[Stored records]
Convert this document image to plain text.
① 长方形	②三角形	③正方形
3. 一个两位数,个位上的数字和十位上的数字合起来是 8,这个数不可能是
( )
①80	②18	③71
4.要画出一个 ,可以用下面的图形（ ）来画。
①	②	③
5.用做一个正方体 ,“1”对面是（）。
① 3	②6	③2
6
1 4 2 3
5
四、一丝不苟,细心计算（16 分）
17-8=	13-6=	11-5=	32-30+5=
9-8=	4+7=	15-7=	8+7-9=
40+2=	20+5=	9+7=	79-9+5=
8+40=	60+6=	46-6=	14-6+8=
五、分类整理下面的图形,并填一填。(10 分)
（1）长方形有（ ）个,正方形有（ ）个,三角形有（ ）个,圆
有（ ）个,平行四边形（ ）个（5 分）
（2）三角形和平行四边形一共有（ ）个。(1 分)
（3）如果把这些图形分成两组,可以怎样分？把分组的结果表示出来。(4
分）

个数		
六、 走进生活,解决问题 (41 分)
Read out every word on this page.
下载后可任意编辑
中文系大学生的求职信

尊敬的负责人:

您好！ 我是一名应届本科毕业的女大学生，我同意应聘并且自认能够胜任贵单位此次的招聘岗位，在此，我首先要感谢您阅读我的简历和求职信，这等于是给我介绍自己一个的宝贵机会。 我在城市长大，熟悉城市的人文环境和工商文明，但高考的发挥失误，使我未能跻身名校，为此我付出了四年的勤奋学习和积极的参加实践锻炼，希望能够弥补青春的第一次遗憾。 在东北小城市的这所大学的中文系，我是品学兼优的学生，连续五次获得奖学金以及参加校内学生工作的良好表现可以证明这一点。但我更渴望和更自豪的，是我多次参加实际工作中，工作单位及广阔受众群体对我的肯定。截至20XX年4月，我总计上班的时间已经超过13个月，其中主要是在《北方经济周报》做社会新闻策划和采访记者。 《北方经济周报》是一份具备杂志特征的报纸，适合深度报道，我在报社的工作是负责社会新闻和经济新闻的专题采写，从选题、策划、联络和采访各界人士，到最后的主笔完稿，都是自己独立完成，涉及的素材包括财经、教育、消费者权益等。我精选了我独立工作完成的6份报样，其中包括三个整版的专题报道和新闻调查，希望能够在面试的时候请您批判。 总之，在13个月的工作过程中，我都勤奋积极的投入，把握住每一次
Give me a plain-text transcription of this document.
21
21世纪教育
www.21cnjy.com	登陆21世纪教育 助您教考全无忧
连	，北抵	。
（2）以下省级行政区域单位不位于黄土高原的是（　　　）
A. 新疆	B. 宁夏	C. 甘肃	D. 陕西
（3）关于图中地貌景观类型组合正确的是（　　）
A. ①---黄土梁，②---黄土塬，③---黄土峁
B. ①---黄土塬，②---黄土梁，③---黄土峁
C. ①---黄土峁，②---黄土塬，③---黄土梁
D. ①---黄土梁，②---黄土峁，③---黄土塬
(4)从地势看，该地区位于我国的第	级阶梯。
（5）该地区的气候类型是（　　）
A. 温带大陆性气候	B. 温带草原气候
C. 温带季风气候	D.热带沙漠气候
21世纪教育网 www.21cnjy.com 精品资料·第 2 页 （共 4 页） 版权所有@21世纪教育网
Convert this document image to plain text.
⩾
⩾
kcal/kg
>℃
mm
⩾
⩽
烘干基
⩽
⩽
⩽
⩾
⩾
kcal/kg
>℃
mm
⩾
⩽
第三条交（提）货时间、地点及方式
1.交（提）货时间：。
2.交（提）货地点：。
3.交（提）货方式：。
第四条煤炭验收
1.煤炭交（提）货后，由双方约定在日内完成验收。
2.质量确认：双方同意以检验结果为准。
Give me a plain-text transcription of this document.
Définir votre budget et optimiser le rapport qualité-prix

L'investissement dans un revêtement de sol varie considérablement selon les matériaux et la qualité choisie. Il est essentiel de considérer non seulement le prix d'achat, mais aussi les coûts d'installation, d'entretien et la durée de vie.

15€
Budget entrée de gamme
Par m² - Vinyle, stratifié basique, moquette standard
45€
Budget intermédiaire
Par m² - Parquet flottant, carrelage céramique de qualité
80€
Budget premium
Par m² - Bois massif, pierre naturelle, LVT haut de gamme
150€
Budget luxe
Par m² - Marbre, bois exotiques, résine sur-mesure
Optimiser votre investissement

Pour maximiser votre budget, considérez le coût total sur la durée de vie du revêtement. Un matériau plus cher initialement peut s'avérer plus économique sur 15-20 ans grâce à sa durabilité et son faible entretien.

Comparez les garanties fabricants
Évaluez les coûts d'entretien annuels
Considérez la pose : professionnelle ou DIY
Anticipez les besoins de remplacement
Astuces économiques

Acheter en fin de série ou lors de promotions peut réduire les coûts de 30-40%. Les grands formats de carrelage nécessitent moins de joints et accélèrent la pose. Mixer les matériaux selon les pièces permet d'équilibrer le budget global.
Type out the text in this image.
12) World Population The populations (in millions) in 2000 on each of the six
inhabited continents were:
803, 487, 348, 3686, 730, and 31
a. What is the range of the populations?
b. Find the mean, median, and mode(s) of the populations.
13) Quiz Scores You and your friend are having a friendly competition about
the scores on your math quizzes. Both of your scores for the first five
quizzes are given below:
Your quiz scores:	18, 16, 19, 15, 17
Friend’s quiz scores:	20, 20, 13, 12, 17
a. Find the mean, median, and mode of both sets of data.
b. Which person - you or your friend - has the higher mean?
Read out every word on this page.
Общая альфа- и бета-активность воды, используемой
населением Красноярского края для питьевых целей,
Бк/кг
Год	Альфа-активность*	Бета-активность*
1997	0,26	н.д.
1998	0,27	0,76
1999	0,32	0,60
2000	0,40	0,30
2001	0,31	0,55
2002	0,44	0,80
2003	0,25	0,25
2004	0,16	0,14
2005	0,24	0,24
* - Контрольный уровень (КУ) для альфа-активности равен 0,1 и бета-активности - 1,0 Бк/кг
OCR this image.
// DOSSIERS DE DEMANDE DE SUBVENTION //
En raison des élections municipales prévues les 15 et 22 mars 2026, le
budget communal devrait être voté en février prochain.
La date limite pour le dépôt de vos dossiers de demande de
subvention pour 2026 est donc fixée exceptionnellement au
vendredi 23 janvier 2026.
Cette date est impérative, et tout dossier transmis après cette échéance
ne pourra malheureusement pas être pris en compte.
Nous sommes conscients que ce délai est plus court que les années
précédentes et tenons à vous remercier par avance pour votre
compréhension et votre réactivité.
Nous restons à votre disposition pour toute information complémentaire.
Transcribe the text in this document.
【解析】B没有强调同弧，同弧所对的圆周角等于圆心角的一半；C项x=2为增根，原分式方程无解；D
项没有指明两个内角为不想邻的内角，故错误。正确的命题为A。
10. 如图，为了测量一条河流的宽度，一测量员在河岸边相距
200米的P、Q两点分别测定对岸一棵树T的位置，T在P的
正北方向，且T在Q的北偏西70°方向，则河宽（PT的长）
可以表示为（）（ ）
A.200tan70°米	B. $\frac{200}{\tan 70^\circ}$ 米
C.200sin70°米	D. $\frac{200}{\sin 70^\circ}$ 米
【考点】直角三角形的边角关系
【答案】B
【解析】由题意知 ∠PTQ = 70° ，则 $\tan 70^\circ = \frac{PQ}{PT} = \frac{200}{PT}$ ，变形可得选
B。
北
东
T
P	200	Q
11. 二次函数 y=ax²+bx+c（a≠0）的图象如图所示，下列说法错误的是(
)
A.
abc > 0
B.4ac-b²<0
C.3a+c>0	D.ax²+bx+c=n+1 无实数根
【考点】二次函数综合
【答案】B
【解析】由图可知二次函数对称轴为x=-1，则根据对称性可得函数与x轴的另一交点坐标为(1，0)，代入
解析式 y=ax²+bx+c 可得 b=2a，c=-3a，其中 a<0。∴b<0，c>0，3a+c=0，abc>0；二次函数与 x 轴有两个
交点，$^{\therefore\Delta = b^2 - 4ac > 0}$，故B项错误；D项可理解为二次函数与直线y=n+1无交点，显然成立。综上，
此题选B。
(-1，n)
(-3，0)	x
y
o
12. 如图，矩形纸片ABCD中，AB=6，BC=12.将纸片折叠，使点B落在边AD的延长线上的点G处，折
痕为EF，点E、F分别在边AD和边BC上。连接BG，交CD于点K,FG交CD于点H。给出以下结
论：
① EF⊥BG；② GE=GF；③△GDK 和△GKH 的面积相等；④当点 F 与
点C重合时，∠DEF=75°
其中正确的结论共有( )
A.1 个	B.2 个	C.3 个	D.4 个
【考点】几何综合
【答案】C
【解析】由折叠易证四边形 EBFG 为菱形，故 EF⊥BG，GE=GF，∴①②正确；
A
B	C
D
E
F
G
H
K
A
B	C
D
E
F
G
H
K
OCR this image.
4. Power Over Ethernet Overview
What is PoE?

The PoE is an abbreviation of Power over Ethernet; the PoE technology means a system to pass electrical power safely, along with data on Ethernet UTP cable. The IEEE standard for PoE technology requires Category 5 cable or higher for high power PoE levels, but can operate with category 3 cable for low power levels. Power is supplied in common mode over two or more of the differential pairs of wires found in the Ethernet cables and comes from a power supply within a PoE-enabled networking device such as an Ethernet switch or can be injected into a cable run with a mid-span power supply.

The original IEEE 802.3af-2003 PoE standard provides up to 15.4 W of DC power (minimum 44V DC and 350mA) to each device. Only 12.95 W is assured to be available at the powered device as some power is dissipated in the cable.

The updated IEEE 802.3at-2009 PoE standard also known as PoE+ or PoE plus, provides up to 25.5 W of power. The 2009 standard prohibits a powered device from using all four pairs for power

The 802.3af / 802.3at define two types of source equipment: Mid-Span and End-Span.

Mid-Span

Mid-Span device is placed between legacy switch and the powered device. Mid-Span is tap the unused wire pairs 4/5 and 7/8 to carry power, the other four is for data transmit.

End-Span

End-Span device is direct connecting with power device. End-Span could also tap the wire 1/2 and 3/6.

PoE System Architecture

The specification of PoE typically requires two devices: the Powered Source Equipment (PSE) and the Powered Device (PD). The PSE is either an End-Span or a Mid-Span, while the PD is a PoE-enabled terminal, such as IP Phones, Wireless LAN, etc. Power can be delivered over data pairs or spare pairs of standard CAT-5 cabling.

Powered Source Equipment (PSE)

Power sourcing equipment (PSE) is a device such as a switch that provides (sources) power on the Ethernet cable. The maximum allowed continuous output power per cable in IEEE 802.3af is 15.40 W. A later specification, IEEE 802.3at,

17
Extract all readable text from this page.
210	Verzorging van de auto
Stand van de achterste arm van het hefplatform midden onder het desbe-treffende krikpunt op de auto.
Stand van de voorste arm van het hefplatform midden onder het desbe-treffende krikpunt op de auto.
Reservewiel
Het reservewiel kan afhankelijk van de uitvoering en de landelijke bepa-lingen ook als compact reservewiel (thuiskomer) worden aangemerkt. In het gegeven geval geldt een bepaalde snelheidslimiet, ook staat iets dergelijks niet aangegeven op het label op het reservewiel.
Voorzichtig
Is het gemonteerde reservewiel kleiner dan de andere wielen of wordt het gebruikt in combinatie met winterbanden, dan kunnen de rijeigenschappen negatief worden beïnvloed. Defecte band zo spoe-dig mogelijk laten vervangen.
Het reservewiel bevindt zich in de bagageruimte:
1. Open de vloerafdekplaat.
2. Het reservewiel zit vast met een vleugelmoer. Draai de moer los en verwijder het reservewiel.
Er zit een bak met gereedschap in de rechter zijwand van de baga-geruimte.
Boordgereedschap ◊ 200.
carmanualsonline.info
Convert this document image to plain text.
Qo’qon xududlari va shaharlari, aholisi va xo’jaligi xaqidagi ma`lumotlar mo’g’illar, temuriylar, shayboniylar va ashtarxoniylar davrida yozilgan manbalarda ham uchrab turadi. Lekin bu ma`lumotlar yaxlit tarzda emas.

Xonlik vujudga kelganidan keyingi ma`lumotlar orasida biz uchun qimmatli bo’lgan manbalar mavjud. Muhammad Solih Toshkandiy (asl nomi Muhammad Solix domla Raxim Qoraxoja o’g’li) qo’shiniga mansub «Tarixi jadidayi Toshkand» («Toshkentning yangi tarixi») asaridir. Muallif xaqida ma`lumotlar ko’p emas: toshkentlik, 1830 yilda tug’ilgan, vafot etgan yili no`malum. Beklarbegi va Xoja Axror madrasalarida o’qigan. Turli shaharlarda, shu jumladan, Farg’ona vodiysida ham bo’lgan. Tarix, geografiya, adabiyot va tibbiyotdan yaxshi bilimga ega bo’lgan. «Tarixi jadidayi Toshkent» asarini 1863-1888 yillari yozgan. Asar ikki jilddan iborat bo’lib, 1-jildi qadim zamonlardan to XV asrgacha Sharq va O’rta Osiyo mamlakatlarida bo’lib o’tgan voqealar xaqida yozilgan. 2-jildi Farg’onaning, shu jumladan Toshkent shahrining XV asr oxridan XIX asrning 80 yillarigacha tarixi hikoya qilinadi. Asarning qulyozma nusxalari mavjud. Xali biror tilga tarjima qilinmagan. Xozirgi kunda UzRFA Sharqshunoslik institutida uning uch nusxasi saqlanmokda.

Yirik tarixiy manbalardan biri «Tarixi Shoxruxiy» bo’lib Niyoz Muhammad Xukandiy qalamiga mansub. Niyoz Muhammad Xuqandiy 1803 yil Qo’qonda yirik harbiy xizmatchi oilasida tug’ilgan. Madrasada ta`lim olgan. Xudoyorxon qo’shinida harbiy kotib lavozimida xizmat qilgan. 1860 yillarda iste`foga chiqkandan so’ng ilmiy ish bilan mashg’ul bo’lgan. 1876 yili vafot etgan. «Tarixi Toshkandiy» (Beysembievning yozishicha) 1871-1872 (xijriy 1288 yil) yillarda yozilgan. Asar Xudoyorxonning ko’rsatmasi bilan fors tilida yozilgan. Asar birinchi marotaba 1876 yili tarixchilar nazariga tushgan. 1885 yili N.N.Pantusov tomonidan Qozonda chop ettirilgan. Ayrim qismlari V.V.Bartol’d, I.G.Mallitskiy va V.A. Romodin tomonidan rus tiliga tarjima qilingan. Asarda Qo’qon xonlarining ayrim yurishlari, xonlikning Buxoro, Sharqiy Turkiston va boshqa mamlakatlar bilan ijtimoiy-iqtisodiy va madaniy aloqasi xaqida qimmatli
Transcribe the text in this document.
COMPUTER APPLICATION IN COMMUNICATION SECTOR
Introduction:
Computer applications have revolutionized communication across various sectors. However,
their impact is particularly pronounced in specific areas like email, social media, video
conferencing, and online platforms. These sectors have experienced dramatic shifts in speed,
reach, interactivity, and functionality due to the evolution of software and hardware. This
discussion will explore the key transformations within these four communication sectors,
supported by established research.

*STATED TASK*.
State how many lines of the entries above include the word "plus", offering no text other than the number.

*RESPONSE BELOW*.
3